Work required |
Set down the whole listing verbatim.

# Start of Given records

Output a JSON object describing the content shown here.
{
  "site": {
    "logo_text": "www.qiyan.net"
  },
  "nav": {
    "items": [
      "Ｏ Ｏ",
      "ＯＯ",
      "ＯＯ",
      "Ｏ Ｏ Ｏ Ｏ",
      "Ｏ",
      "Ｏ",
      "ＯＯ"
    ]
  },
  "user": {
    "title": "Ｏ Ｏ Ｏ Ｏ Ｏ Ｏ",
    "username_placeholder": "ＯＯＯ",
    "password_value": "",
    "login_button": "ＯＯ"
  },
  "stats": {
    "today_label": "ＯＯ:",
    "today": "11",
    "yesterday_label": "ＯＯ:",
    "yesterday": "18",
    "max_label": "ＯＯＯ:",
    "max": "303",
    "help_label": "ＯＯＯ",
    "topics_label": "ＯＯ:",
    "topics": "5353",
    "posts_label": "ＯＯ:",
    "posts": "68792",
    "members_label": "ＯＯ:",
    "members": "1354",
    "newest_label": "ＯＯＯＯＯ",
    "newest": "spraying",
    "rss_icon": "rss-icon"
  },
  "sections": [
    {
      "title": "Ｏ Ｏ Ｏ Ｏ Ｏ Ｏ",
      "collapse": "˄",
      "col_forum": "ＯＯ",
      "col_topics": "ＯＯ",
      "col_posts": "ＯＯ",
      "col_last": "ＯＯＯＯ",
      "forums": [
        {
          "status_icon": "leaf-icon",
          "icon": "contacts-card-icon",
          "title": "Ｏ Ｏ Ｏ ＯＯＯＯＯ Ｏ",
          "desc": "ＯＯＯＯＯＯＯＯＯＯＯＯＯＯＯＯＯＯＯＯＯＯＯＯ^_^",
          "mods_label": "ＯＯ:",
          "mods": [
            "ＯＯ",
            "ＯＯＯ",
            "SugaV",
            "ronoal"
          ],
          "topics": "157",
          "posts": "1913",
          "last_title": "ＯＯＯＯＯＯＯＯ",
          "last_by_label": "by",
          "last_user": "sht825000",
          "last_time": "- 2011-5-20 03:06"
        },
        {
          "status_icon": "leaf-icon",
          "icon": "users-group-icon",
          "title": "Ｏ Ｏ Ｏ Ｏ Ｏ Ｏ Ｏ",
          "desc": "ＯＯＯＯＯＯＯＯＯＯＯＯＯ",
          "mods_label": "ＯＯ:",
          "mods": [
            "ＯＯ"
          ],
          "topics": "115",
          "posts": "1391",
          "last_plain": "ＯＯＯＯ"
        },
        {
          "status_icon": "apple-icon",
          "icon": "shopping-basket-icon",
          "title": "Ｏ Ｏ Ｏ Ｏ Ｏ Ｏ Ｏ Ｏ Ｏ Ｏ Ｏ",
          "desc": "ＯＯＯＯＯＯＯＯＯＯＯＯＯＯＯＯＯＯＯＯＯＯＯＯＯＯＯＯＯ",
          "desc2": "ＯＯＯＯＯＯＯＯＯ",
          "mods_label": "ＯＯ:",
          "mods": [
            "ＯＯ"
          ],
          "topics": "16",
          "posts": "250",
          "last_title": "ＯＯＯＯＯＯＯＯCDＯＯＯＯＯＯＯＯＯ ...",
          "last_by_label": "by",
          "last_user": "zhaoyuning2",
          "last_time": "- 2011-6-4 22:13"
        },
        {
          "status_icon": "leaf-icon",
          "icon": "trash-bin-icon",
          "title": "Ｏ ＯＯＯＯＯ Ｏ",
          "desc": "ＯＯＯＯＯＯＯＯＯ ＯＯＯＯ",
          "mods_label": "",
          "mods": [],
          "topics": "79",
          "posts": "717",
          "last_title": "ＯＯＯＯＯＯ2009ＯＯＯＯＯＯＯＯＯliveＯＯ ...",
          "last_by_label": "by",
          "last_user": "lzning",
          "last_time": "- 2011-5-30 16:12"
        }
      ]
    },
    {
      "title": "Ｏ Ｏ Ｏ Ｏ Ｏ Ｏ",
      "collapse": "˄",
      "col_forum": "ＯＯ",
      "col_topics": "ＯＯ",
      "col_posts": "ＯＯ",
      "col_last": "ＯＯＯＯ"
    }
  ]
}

# End of Given records

Solution |
Output a JSON object describing the content shown here.
{
  "site": {
    "logo_text": "www.qiyan.net"
  },
  "nav": {
    "items": [
      "Ｏ Ｏ",
      "ＯＯ",
      "ＯＯ",
      "Ｏ Ｏ Ｏ Ｏ",
      "Ｏ",
      "Ｏ",
      "ＯＯ"
    ]
  },
  "user": {
    "title": "Ｏ Ｏ Ｏ Ｏ Ｏ Ｏ",
    "username_placeholder": "ＯＯＯ",
    "password_value": "",
    "login_button": "ＯＯ"
  },
  "stats": {
    "today_label": "ＯＯ:",
    "today": "11",
    "yesterday_label": "ＯＯ:",
    "yesterday": "18",
    "max_label": "ＯＯＯ:",
    "max": "303",
    "help_label": "ＯＯＯ",
    "topics_label": "ＯＯ:",
    "topics": "5353",
    "posts_label": "ＯＯ:",
    "posts": "68792",
    "members_label": "ＯＯ:",
    "members": "1354",
    "newest_label": "ＯＯＯＯＯ",
    "newest": "spraying",
    "rss_icon": "rss-icon"
  },
  "sections": [
    {
      "title": "Ｏ Ｏ Ｏ Ｏ Ｏ Ｏ",
      "collapse": "˄",
      "col_forum": "ＯＯ",
      "col_topics": "ＯＯ",
      "col_posts": "ＯＯ",
      "col_last": "ＯＯＯＯ",
      "forums": [
        {
          "status_icon": "leaf-icon",
          "icon": "contacts-card-icon",
          "title": "Ｏ Ｏ Ｏ ＯＯＯＯＯ Ｏ",
          "desc": "ＯＯＯＯＯＯＯＯＯＯＯＯＯＯＯＯＯＯＯＯＯＯＯＯ^_^",
          "mods_label": "ＯＯ:",
          "mods": [
            "ＯＯ",
            "ＯＯＯ",
            "SugaV",
            "ronoal"
          ],
          "topics": "157",
          "posts": "1913",
          "last_title": "ＯＯＯＯＯＯＯＯ",
          "last_by_label": "by",
          "last_user": "sht825000",
          "last_time": "- 2011-5-20 03:06"
        },
        {
          "status_icon": "leaf-icon",
          "icon": "users-group-icon",
          "title": "Ｏ Ｏ Ｏ Ｏ Ｏ Ｏ Ｏ",
          "desc": "ＯＯＯＯＯＯＯＯＯＯＯＯＯ",
          "mods_label": "ＯＯ:",
          "mods": [
            "ＯＯ"
          ],
          "topics": "115",
          "posts": "1391",
          "last_plain": "ＯＯＯＯ"
        },
        {
          "status_icon": "apple-icon",
          "icon": "shopping-basket-icon",
          "title": "Ｏ Ｏ Ｏ Ｏ Ｏ Ｏ Ｏ Ｏ Ｏ Ｏ Ｏ",
          "desc": "ＯＯＯＯＯＯＯＯＯＯＯＯＯＯＯＯＯＯＯＯＯＯＯＯＯＯＯＯＯ",
          "desc2": "ＯＯＯＯＯＯＯＯＯ",
          "mods_label": "ＯＯ:",
          "mods": [
            "ＯＯ"
          ],
          "topics": "16",
          "posts": "250",
          "last_title": "ＯＯＯＯＯＯＯＯCDＯＯＯＯＯＯＯＯＯ ...",
          "last_by_label": "by",
          "last_user": "zhaoyuning2",
          "last_time": "- 2011-6-4 22:13"
        },
        {
          "status_icon": "leaf-icon",
          "icon": "trash-bin-icon",
          "title": "Ｏ ＯＯＯＯＯ Ｏ",
          "desc": "ＯＯＯＯＯＯＯＯＯ ＯＯＯＯ",
          "mods_label": "",
          "mods": [],
          "topics": "79",
          "posts": "717",
          "last_title": "ＯＯＯＯＯＯ2009ＯＯＯＯＯＯＯＯＯliveＯＯ ...",
          "last_by_label": "by",
          "last_user": "lzning",
          "last_time": "- 2011-5-30 16:12"
        }
      ]
    },
    {
      "title": "Ｏ Ｏ Ｏ Ｏ Ｏ Ｏ",
      "collapse": "˄",
      "col_forum": "ＯＯ",
      "col_topics": "ＯＯ",
      "col_posts": "ＯＯ",
      "col_last": "ＯＯＯＯ"
    }
  ]
}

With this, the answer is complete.